─── Recorded data
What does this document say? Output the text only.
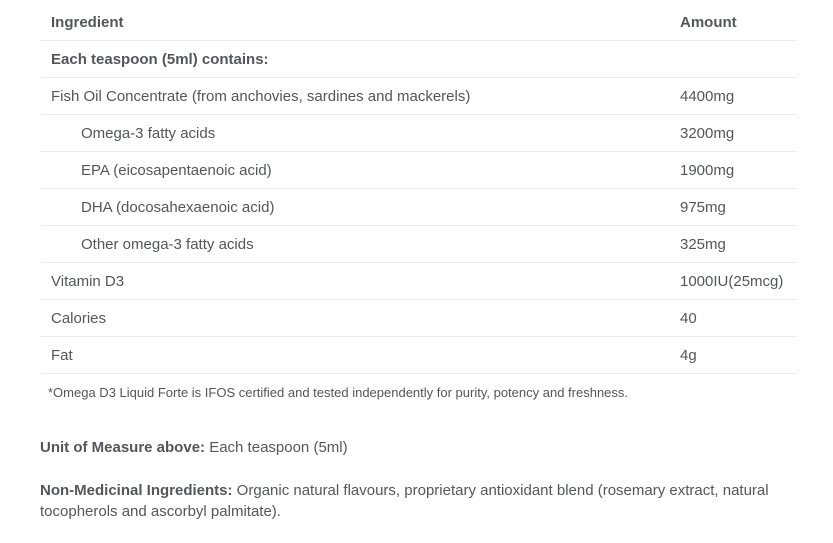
Ingredient	Amount
Each teaspoon (5ml) contains:
Fish Oil Concentrate (from anchovies, sardines and mackerels)	4400mg
Omega-3 fatty acids	3200mg
EPA (eicosapentaenoic acid)	1900mg
DHA (docosahexaenoic acid)	975mg
Other omega-3 fatty acids	325mg
Vitamin D3	1000IU(25mcg)
Calories	40
Fat	4g
*Omega D3 Liquid Forte is IFOS certified and tested independently for purity, potency and freshness.

Unit of Measure above: Each teaspoon (5ml)

Non-Medicinal Ingredients: Organic natural flavours, proprietary antioxidant blend (rosemary extract, natural tocopherols and ascorbyl palmitate).
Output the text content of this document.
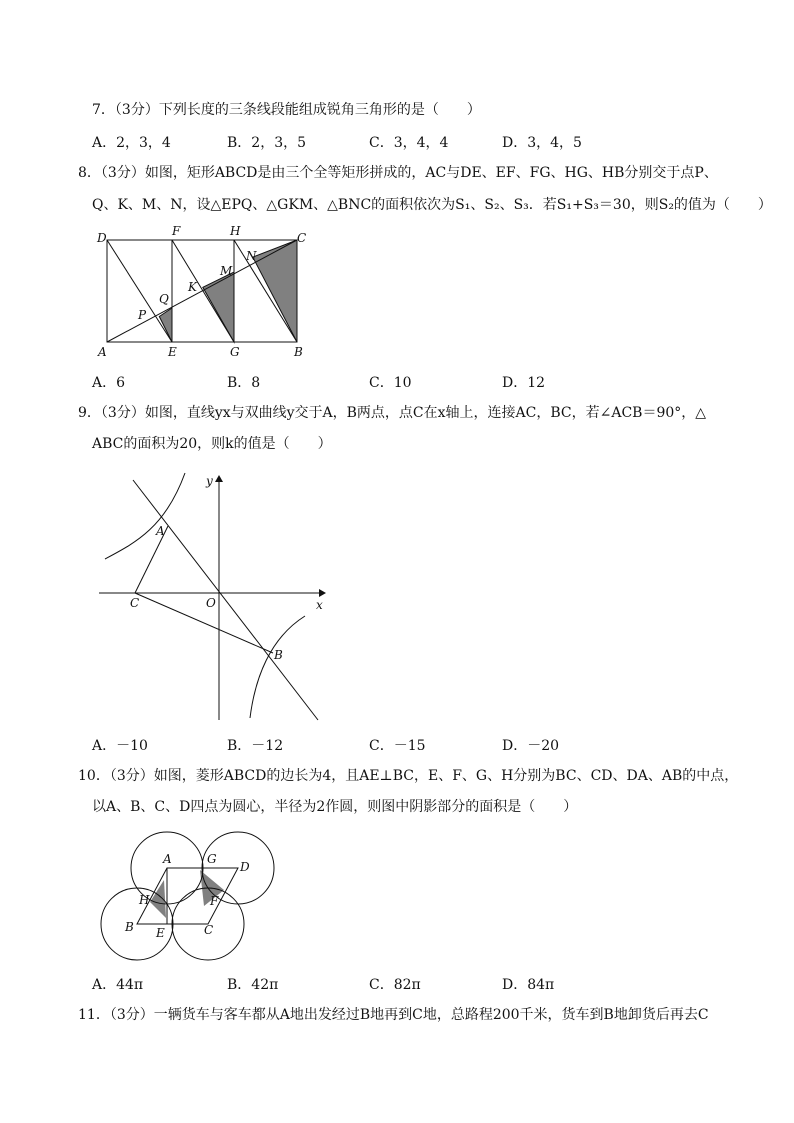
7．（3分）下列长度的三条线段能组成锐角三角形的是（　　）
A．2，3，4	B．2，3，5	C．3，4，4	D．3，4，5
8．（3分）如图，矩形ABCD是由三个全等矩形拼成的，AC与DE、EF、FG、HG、HB分别交于点P、
Q、K、M、N，设△EPQ、△GKM、△BNC的面积依次为S₁、S₂、S₃．若S₁+S₃＝30，则S₂的值为（　　）
D	F	H	C
A	E	G	B
P
Q
K
M
N
A．6	B．8	C．10	D．12
9．（3分）如图，直线yx与双曲线y交于A，B两点，点C在x轴上，连接AC，BC，若∠ACB＝90°，△
ABC的面积为20，则k的值是（　　）
y
x
O
A
B
C
A．－10	B．－12	C．－15	D．－20
10．（3分）如图，菱形ABCD的边长为4，且AE⊥BC，E、F、G、H分别为BC、CD、DA、AB的中点，
以A、B、C、D四点为圆心，半径为2作圆，则图中阴影部分的面积是（　　）
A	G
D
H	F
B E	C
A．44π	B．42π	C．82π	D．84π
11．（3分）一辆货车与客车都从A地出发经过B地再到C地，总路程200千米，货车到B地卸货后再去C
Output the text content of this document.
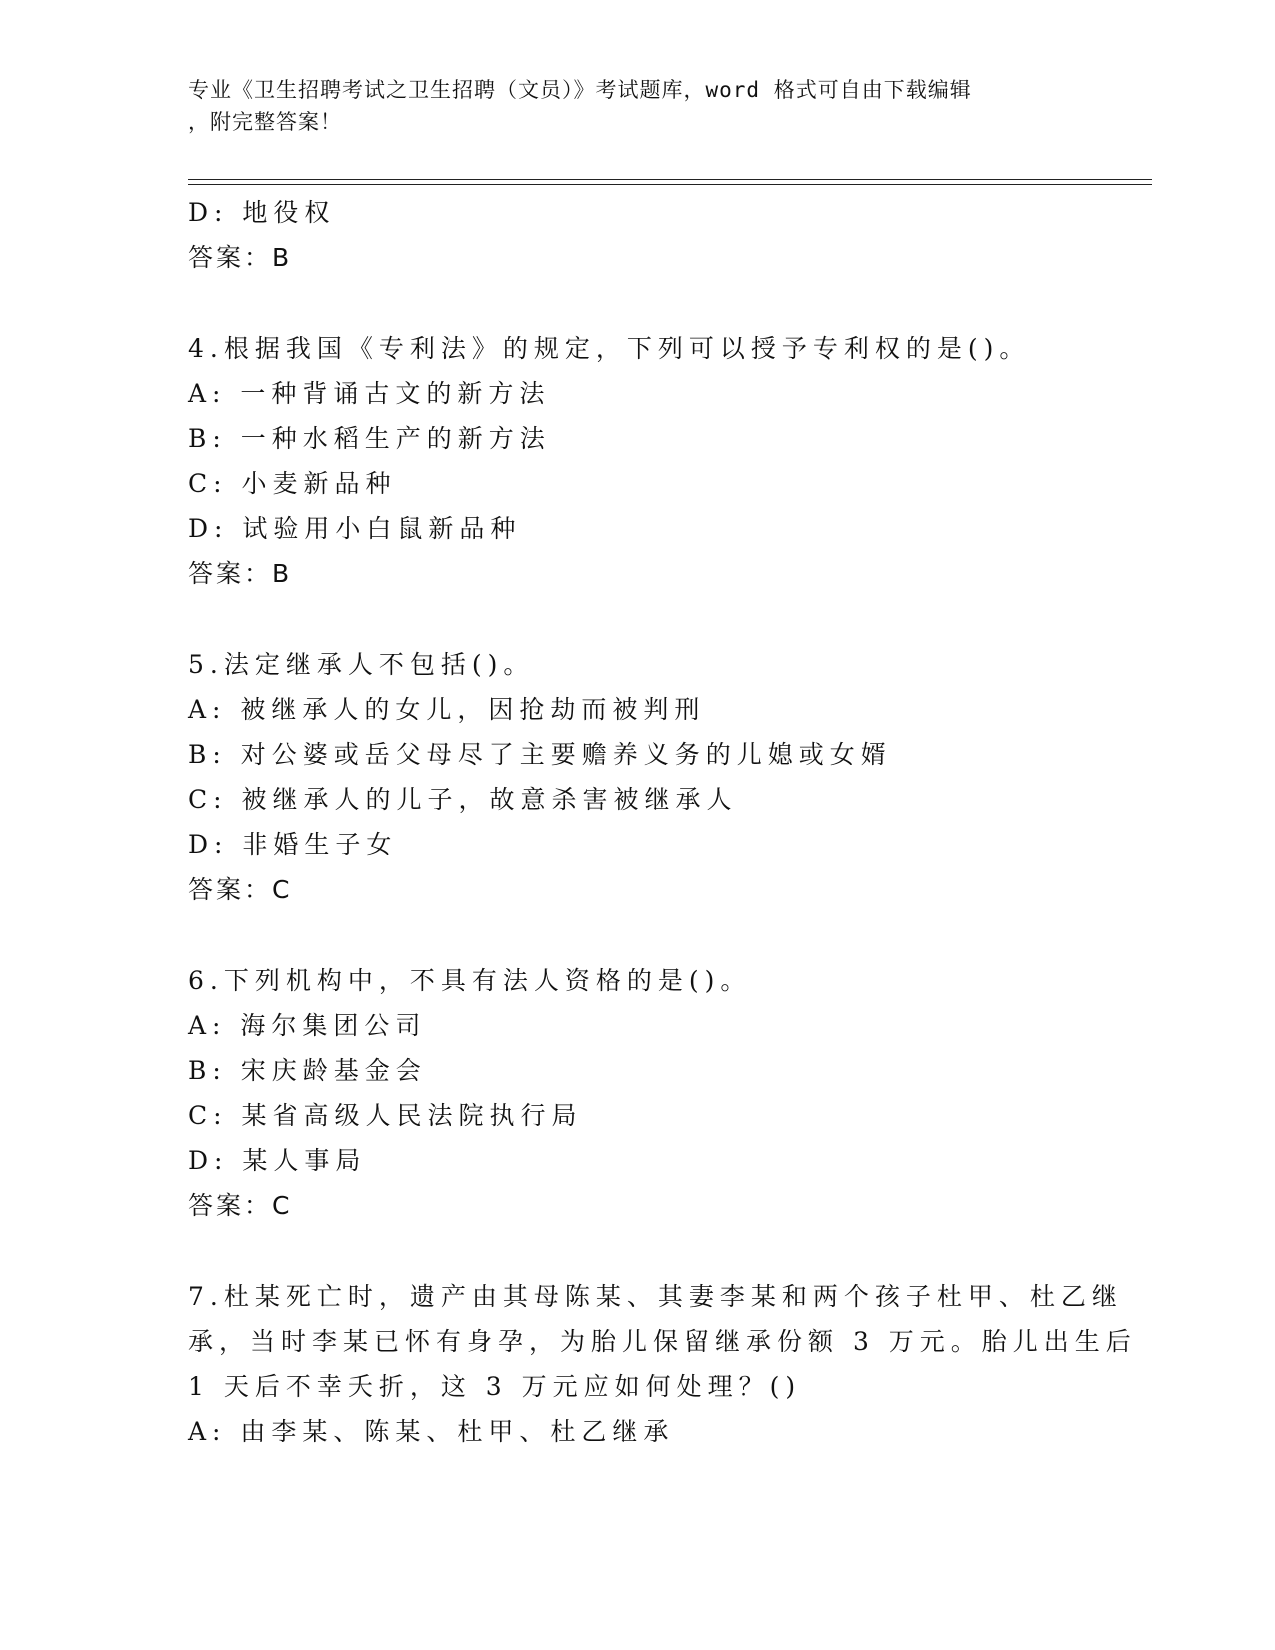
专业《卫生招聘考试之卫生招聘（文员）》考试题库，word 格式可自由下载编辑
，附完整答案！
D: 地役权
答案：B
4.根据我国《专利法》的规定，下列可以授予专利权的是()。
A: 一种背诵古文的新方法
B: 一种水稻生产的新方法
C: 小麦新品种
D: 试验用小白鼠新品种
答案：B
5.法定继承人不包括()。
A: 被继承人的女儿，因抢劫而被判刑
B: 对公婆或岳父母尽了主要赡养义务的儿媳或女婿
C: 被继承人的儿子，故意杀害被继承人
D: 非婚生子女
答案：C
6.下列机构中，不具有法人资格的是()。
A: 海尔集团公司
B: 宋庆龄基金会
C: 某省高级人民法院执行局
D: 某人事局
答案：C
7.杜某死亡时，遗产由其母陈某、其妻李某和两个孩子杜甲、杜乙继
承，当时李某已怀有身孕，为胎儿保留继承份额 3 万元。胎儿出生后
1 天后不幸夭折，这 3 万元应如何处理？()
A: 由李某、陈某、杜甲、杜乙继承
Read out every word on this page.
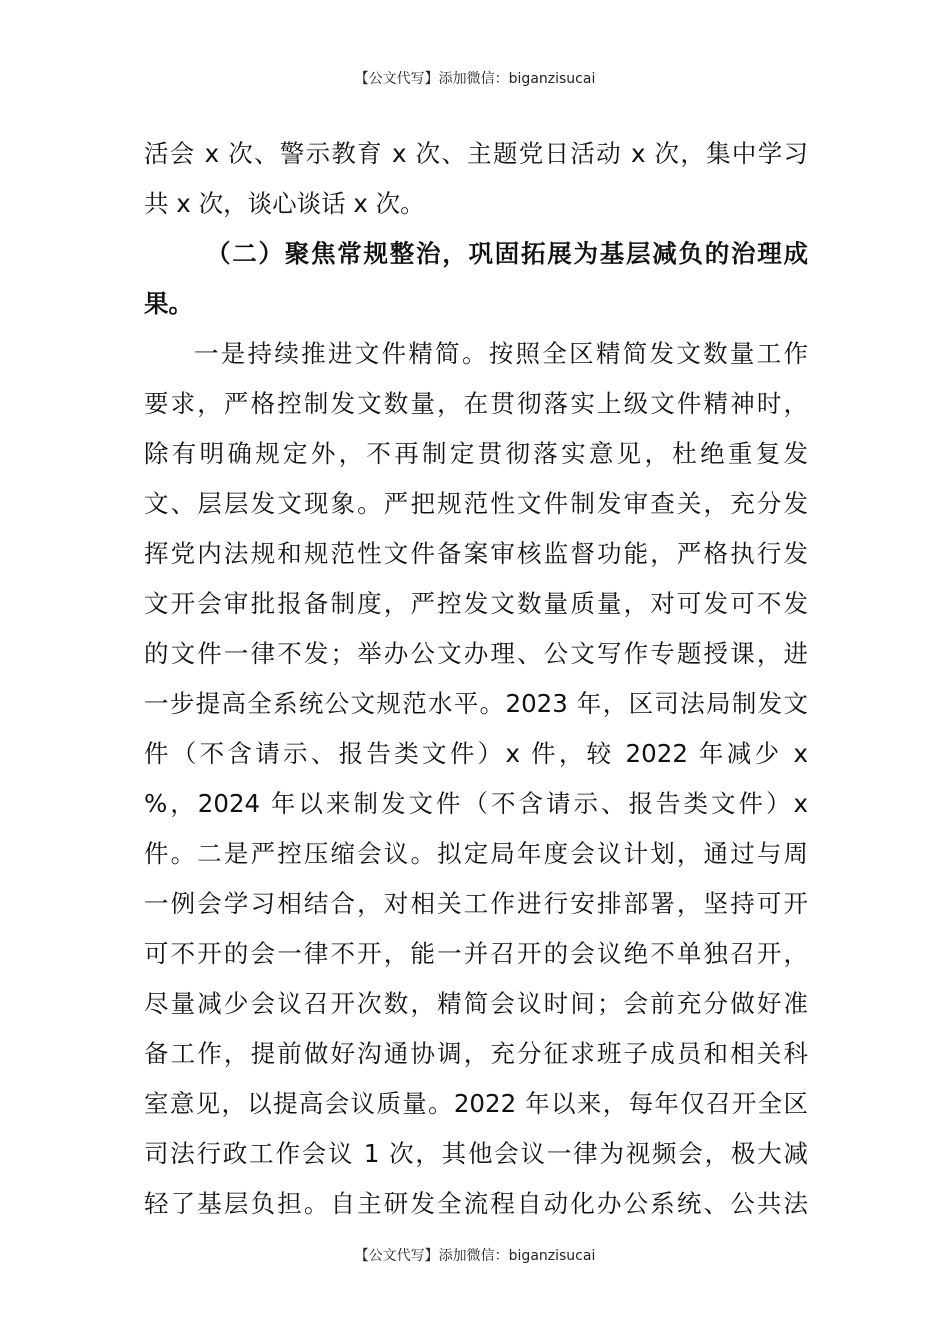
【公文代写】添加微信：biganzisucai
活会 x 次、警示教育 x 次、主题党日活动 x 次，集中学习
共 x 次，谈心谈话 x 次。
（二）聚焦常规整治，巩固拓展为基层减负的治理成
果。
一是持续推进文件精简。按照全区精简发文数量工作
要求，严格控制发文数量，在贯彻落实上级文件精神时，
除有明确规定外，不再制定贯彻落实意见，杜绝重复发
文、层层发文现象。严把规范性文件制发审查关，充分发
挥党内法规和规范性文件备案审核监督功能，严格执行发
文开会审批报备制度，严控发文数量质量，对可发可不发
的文件一律不发；举办公文办理、公文写作专题授课，进
一步提高全系统公文规范水平。2023 年，区司法局制发文
件（不含请示、报告类文件）x 件，较 2022 年减少 x
%，2024 年以来制发文件（不含请示、报告类文件）x
件。二是严控压缩会议。拟定局年度会议计划，通过与周
一例会学习相结合，对相关工作进行安排部署，坚持可开
可不开的会一律不开，能一并召开的会议绝不单独召开，
尽量减少会议召开次数，精简会议时间；会前充分做好准
备工作，提前做好沟通协调，充分征求班子成员和相关科
室意见，以提高会议质量。2022 年以来，每年仅召开全区
司法行政工作会议 1 次，其他会议一律为视频会，极大减
轻了基层负担。自主研发全流程自动化办公系统、公共法
【公文代写】添加微信：biganzisucai
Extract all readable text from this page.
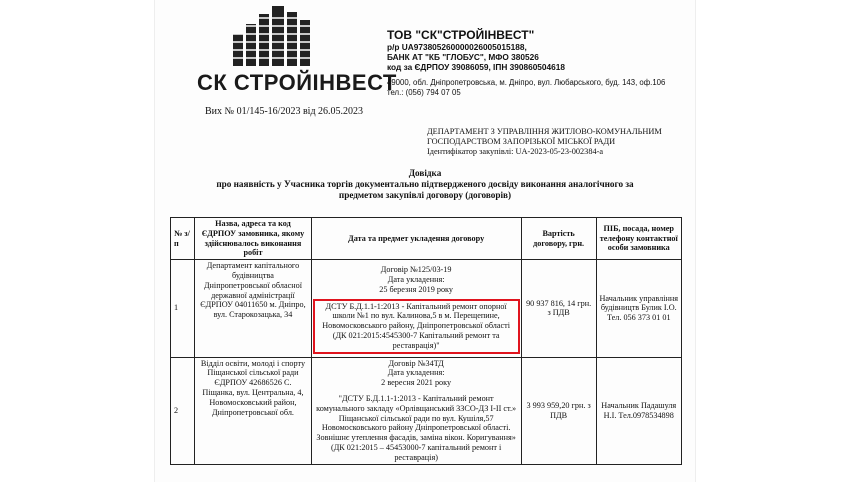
СК СТРОЙІНВЕСТ
ТОВ "СК"СТРОЙІНВЕСТ"
р/р UA973805260000026005015188,
БАНК АТ "КБ "ГЛОБУС", МФО 380526
код за ЄДРПОУ 39086059, ІПН 390860504618
49000, обл. Дніпропетровська, м. Дніпро, вул. Любарського, буд. 143, оф.106
тел.: (056) 794 07 05
Вих № 01/145-16/2023 від 26.05.2023
ДЕПАРТАМЕНТ З УПРАВЛІННЯ ЖИТЛОВО-КОМУНАЛЬНИМ
ГОСПОДАРСТВОМ ЗАПОРІЗЬКОЇ МІСЬКОЇ РАДИ
Ідентифікатор закупівлі: UA-2023-05-23-002384-а
Довідка
про наявність у Учасника торгів документально підтвердженого досвіду виконання аналогічного за предметом закупівлі договору (договорів)
№ з/п	Назва, адреса та код ЄДРПОУ замовника, якому здійснювалось виконання робіт	Дата та предмет укладення договору	Вартість договору, грн.	ПІБ, посада, номер телефону контактної особи замовника
1	Департамент капітального будівництва Дніпропетровської обласної державної адміністрації ЄДРПОУ 04011650 м. Дніпро, вул. Старокозацька, 34	Договір №125/03-19
Дата укладення:
25 березня 2019 року
ДСТУ Б.Д.1.1-1:2013 - Капітальний ремонт опорної школи №1 по вул. Калинова,5 в м. Перещепине, Новомосковського району, Дніпропетровської області (ДК 021:2015:4545300-7 Капітальний ремонт та реставрація)"	90 937 816, 14 грн. з ПДВ	Начальник управління будівництв Булик І.О. Тел. 056 373 01 01
2	Відділ освіти, молоді і спорту Піщанської сільської ради ЄДРПОУ 42686526 С. Піщанка, вул. Центральна, 4, Новомосковський район, Дніпропетровської обл.	Договір №34ТД
Дата укладення:
2 вересня 2021 року
"ДСТУ Б.Д.1.1-1:2013 - Капітальний ремонт комунального закладу «Орлівщанський ЗЗСО-ДЗ І-ІІ ст.» Піщанської сільської ради по вул. Кушіля,57 Новомосковського району Дніпропетровської області. Зовнішнє утеплення фасадів, заміна вікон. Коригування» (ДК 021:2015 – 45453000-7 капітальний ремонт і реставрація)	3 993 959,20 грн. з ПДВ	Начальник Падашуля Н.І. Тел.0978534898
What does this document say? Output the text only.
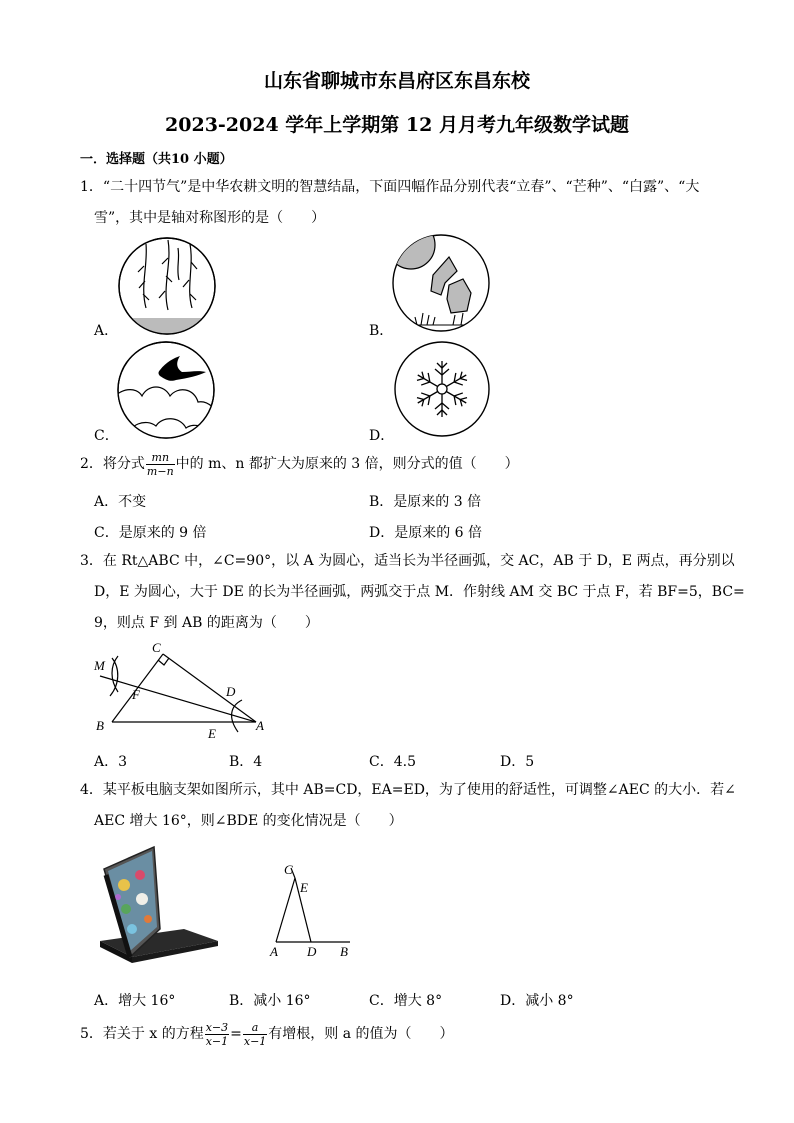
山东省聊城市东昌府区东昌东校
2023-2024 学年上学期第 12 月月考九年级数学试题
一．选择题（共10 小题）
1．“二十四节气”是中华农耕文明的智慧结晶，下面四幅作品分别代表“立春”、“芒种”、“白露”、“大
雪”，其中是轴对称图形的是（　　）
A．	B．
C．	D．
2．将分式 $\frac{mn}{m-n}$ 中的 m、n 都扩大为原来的 3 倍，则分式的值（　　）
A．不变	B．是原来的 3 倍
C．是原来的 9 倍	D．是原来的 6 倍
3．在 Rt△ABC 中，∠C=90°，以 A 为圆心，适当长为半径画弧，交 AC，AB 于 D，E 两点，再分别以
D，E 为圆心，大于 DE 的长为半径画弧，两弧交于点 M．作射线 AM 交 BC 于点 F，若 BF=5，BC=
9，则点 F 到 AB 的距离为（　　）
M
C
F	D
B
E
A
A．3	B．4	C．4.5	D．5
4．某平板电脑支架如图所示，其中 AB=CD，EA=ED，为了使用的舒适性，可调整∠AEC 的大小．若∠
AEC 增大 16°，则∠BDE 的变化情况是（　　）
C
E
A D B
A．增大 16°	B．减小 16°	C．增大 8°	D．减小 8°
5．若关于 x 的方程 $\frac{x-3}{x-1} = \frac{a}{x-1}$ 有增根，则 a 的值为（　　）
──────
What you are asked to do
Return each line in the records that holds the string "from".

Problem solution
Fish Oil Concentrate (from anchovies, sardines and mackerels)	4400mg
Extract all readable text from this page.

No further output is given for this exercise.